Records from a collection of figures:

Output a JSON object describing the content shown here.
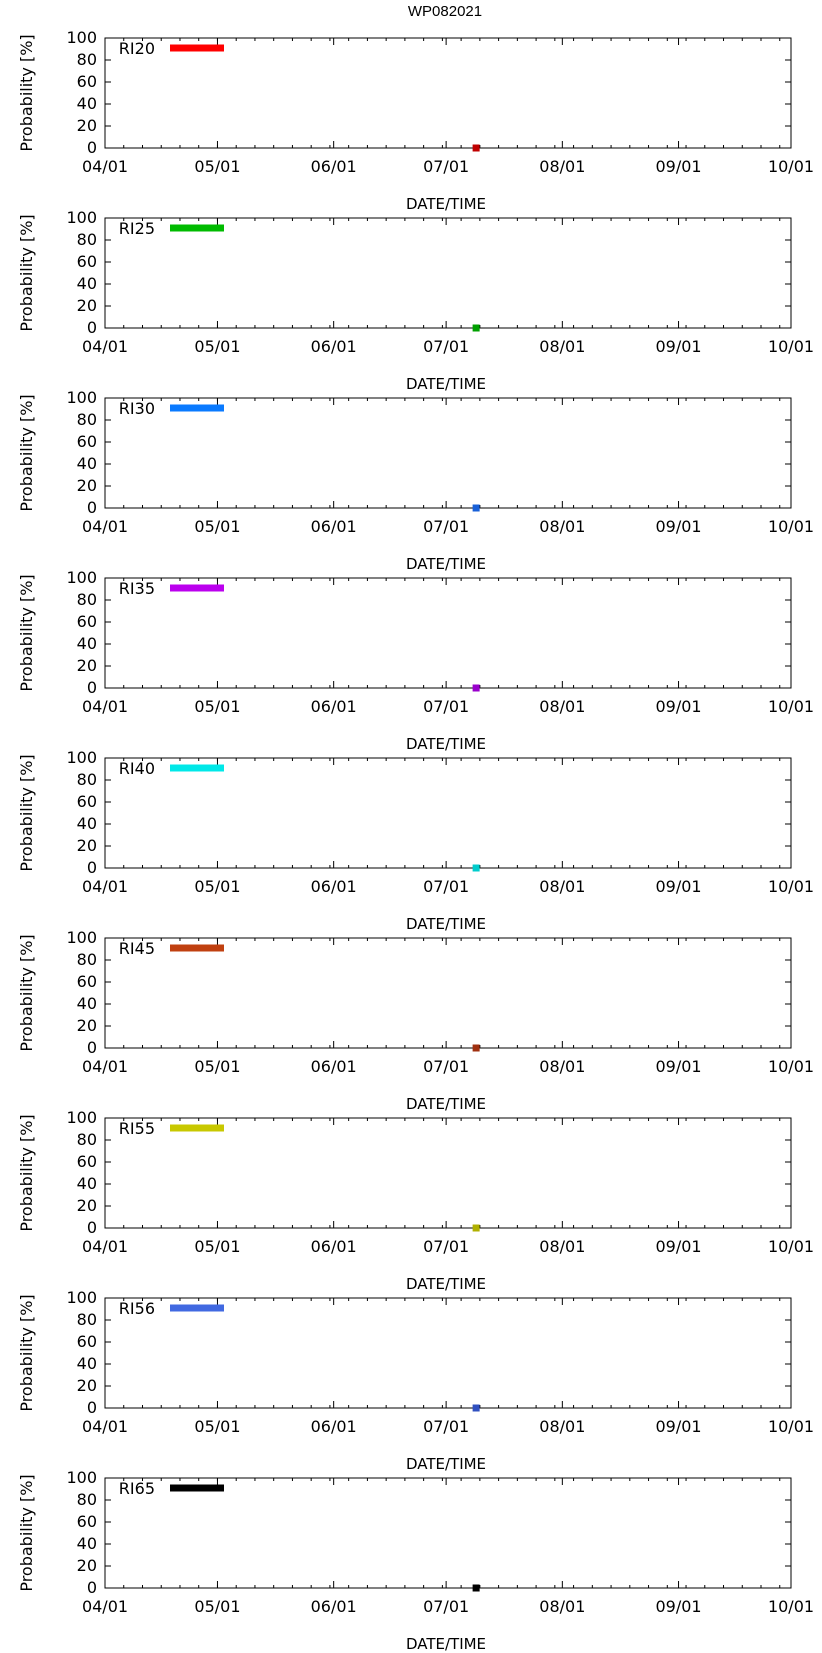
{
  "title": "WP082021",
  "chart_data": [
    {
      "type": "scatter",
      "label": "RI20",
      "color": "#ff0000",
      "marker_color": "#c00000",
      "xlabel": "DATE/TIME",
      "ylabel": "Probability [%]",
      "xticks": [
        "04/01",
        "05/01",
        "06/01",
        "07/01",
        "08/01",
        "09/01",
        "10/01"
      ],
      "yticks": [
        "0",
        "20",
        "40",
        "60",
        "80",
        "100"
      ],
      "ylim": [
        0,
        100
      ],
      "points": [
        {
          "x": "07/09",
          "y": 0
        }
      ]
    },
    {
      "type": "scatter",
      "label": "RI25",
      "color": "#00bb00",
      "marker_color": "#00a000",
      "xlabel": "DATE/TIME",
      "ylabel": "Probability [%]",
      "xticks": [
        "04/01",
        "05/01",
        "06/01",
        "07/01",
        "08/01",
        "09/01",
        "10/01"
      ],
      "yticks": [
        "0",
        "20",
        "40",
        "60",
        "80",
        "100"
      ],
      "ylim": [
        0,
        100
      ],
      "points": [
        {
          "x": "07/09",
          "y": 0
        }
      ]
    },
    {
      "type": "scatter",
      "label": "RI30",
      "color": "#0a7aff",
      "marker_color": "#1860d8",
      "xlabel": "DATE/TIME",
      "ylabel": "Probability [%]",
      "xticks": [
        "04/01",
        "05/01",
        "06/01",
        "07/01",
        "08/01",
        "09/01",
        "10/01"
      ],
      "yticks": [
        "0",
        "20",
        "40",
        "60",
        "80",
        "100"
      ],
      "ylim": [
        0,
        100
      ],
      "points": [
        {
          "x": "07/09",
          "y": 0
        }
      ]
    },
    {
      "type": "scatter",
      "label": "RI35",
      "color": "#bb00ee",
      "marker_color": "#9900cc",
      "xlabel": "DATE/TIME",
      "ylabel": "Probability [%]",
      "xticks": [
        "04/01",
        "05/01",
        "06/01",
        "07/01",
        "08/01",
        "09/01",
        "10/01"
      ],
      "yticks": [
        "0",
        "20",
        "40",
        "60",
        "80",
        "100"
      ],
      "ylim": [
        0,
        100
      ],
      "points": [
        {
          "x": "07/09",
          "y": 0
        }
      ]
    },
    {
      "type": "scatter",
      "label": "RI40",
      "color": "#00e8e8",
      "marker_color": "#00cccc",
      "xlabel": "DATE/TIME",
      "ylabel": "Probability [%]",
      "xticks": [
        "04/01",
        "05/01",
        "06/01",
        "07/01",
        "08/01",
        "09/01",
        "10/01"
      ],
      "yticks": [
        "0",
        "20",
        "40",
        "60",
        "80",
        "100"
      ],
      "ylim": [
        0,
        100
      ],
      "points": [
        {
          "x": "07/09",
          "y": 0
        }
      ]
    },
    {
      "type": "scatter",
      "label": "RI45",
      "color": "#c04010",
      "marker_color": "#a03010",
      "xlabel": "DATE/TIME",
      "ylabel": "Probability [%]",
      "xticks": [
        "04/01",
        "05/01",
        "06/01",
        "07/01",
        "08/01",
        "09/01",
        "10/01"
      ],
      "yticks": [
        "0",
        "20",
        "40",
        "60",
        "80",
        "100"
      ],
      "ylim": [
        0,
        100
      ],
      "points": [
        {
          "x": "07/09",
          "y": 0
        }
      ]
    },
    {
      "type": "scatter",
      "label": "RI55",
      "color": "#c8c800",
      "marker_color": "#b0b000",
      "xlabel": "DATE/TIME",
      "ylabel": "Probability [%]",
      "xticks": [
        "04/01",
        "05/01",
        "06/01",
        "07/01",
        "08/01",
        "09/01",
        "10/01"
      ],
      "yticks": [
        "0",
        "20",
        "40",
        "60",
        "80",
        "100"
      ],
      "ylim": [
        0,
        100
      ],
      "points": [
        {
          "x": "07/09",
          "y": 0
        }
      ]
    },
    {
      "type": "scatter",
      "label": "RI56",
      "color": "#4169e1",
      "marker_color": "#3050c0",
      "xlabel": "DATE/TIME",
      "ylabel": "Probability [%]",
      "xticks": [
        "04/01",
        "05/01",
        "06/01",
        "07/01",
        "08/01",
        "09/01",
        "10/01"
      ],
      "yticks": [
        "0",
        "20",
        "40",
        "60",
        "80",
        "100"
      ],
      "ylim": [
        0,
        100
      ],
      "points": [
        {
          "x": "07/09",
          "y": 0
        }
      ]
    },
    {
      "type": "scatter",
      "label": "RI65",
      "color": "#000000",
      "marker_color": "#000000",
      "xlabel": "DATE/TIME",
      "ylabel": "Probability [%]",
      "xticks": [
        "04/01",
        "05/01",
        "06/01",
        "07/01",
        "08/01",
        "09/01",
        "10/01"
      ],
      "yticks": [
        "0",
        "20",
        "40",
        "60",
        "80",
        "100"
      ],
      "ylim": [
        0,
        100
      ],
      "points": [
        {
          "x": "07/09",
          "y": 0
        }
      ]
    }
  ]
}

[Work to complete] Copy the records above exactly, omitting every picture.

[The solution]
Output a JSON object describing the content shown here.
{
  "title": "WP082021",
  "chart_data": [
    {
      "type": "scatter",
      "label": "RI20",
      "color": "#ff0000",
      "marker_color": "#c00000",
      "xlabel": "DATE/TIME",
      "ylabel": "Probability [%]",
      "xticks": [
        "04/01",
        "05/01",
        "06/01",
        "07/01",
        "08/01",
        "09/01",
        "10/01"
      ],
      "yticks": [
        "0",
        "20",
        "40",
        "60",
        "80",
        "100"
      ],
      "ylim": [
        0,
        100
      ],
      "points": [
        {
          "x": "07/09",
          "y": 0
        }
      ]
    },
    {
      "type": "scatter",
      "label": "RI25",
      "color": "#00bb00",
      "marker_color": "#00a000",
      "xlabel": "DATE/TIME",
      "ylabel": "Probability [%]",
      "xticks": [
        "04/01",
        "05/01",
        "06/01",
        "07/01",
        "08/01",
        "09/01",
        "10/01"
      ],
      "yticks": [
        "0",
        "20",
        "40",
        "60",
        "80",
        "100"
      ],
      "ylim": [
        0,
        100
      ],
      "points": [
        {
          "x": "07/09",
          "y": 0
        }
      ]
    },
    {
      "type": "scatter",
      "label": "RI30",
      "color": "#0a7aff",
      "marker_color": "#1860d8",
      "xlabel": "DATE/TIME",
      "ylabel": "Probability [%]",
      "xticks": [
        "04/01",
        "05/01",
        "06/01",
        "07/01",
        "08/01",
        "09/01",
        "10/01"
      ],
      "yticks": [
        "0",
        "20",
        "40",
        "60",
        "80",
        "100"
      ],
      "ylim": [
        0,
        100
      ],
      "points": [
        {
          "x": "07/09",
          "y": 0
        }
      ]
    },
    {
      "type": "scatter",
      "label": "RI35",
      "color": "#bb00ee",
      "marker_color": "#9900cc",
      "xlabel": "DATE/TIME",
      "ylabel": "Probability [%]",
      "xticks": [
        "04/01",
        "05/01",
        "06/01",
        "07/01",
        "08/01",
        "09/01",
        "10/01"
      ],
      "yticks": [
        "0",
        "20",
        "40",
        "60",
        "80",
        "100"
      ],
      "ylim": [
        0,
        100
      ],
      "points": [
        {
          "x": "07/09",
          "y": 0
        }
      ]
    },
    {
      "type": "scatter",
      "label": "RI40",
      "color": "#00e8e8",
      "marker_color": "#00cccc",
      "xlabel": "DATE/TIME",
      "ylabel": "Probability [%]",
      "xticks": [
        "04/01",
        "05/01",
        "06/01",
        "07/01",
        "08/01",
        "09/01",
        "10/01"
      ],
      "yticks": [
        "0",
        "20",
        "40",
        "60",
        "80",
        "100"
      ],
      "ylim": [
        0,
        100
      ],
      "points": [
        {
          "x": "07/09",
          "y": 0
        }
      ]
    },
    {
      "type": "scatter",
      "label": "RI45",
      "color": "#c04010",
      "marker_color": "#a03010",
      "xlabel": "DATE/TIME",
      "ylabel": "Probability [%]",
      "xticks": [
        "04/01",
        "05/01",
        "06/01",
        "07/01",
        "08/01",
        "09/01",
        "10/01"
      ],
      "yticks": [
        "0",
        "20",
        "40",
        "60",
        "80",
        "100"
      ],
      "ylim": [
        0,
        100
      ],
      "points": [
        {
          "x": "07/09",
          "y": 0
        }
      ]
    },
    {
      "type": "scatter",
      "label": "RI55",
      "color": "#c8c800",
      "marker_color": "#b0b000",
      "xlabel": "DATE/TIME",
      "ylabel": "Probability [%]",
      "xticks": [
        "04/01",
        "05/01",
        "06/01",
        "07/01",
        "08/01",
        "09/01",
        "10/01"
      ],
      "yticks": [
        "0",
        "20",
        "40",
        "60",
        "80",
        "100"
      ],
      "ylim": [
        0,
        100
      ],
      "points": [
        {
          "x": "07/09",
          "y": 0
        }
      ]
    },
    {
      "type": "scatter",
      "label": "RI56",
      "color": "#4169e1",
      "marker_color": "#3050c0",
      "xlabel": "DATE/TIME",
      "ylabel": "Probability [%]",
      "xticks": [
        "04/01",
        "05/01",
        "06/01",
        "07/01",
        "08/01",
        "09/01",
        "10/01"
      ],
      "yticks": [
        "0",
        "20",
        "40",
        "60",
        "80",
        "100"
      ],
      "ylim": [
        0,
        100
      ],
      "points": [
        {
          "x": "07/09",
          "y": 0
        }
      ]
    },
    {
      "type": "scatter",
      "label": "RI65",
      "color": "#000000",
      "marker_color": "#000000",
      "xlabel": "DATE/TIME",
      "ylabel": "Probability [%]",
      "xticks": [
        "04/01",
        "05/01",
        "06/01",
        "07/01",
        "08/01",
        "09/01",
        "10/01"
      ],
      "yticks": [
        "0",
        "20",
        "40",
        "60",
        "80",
        "100"
      ],
      "ylim": [
        0,
        100
      ],
      "points": [
        {
          "x": "07/09",
          "y": 0
        }
      ]
    }
  ]
}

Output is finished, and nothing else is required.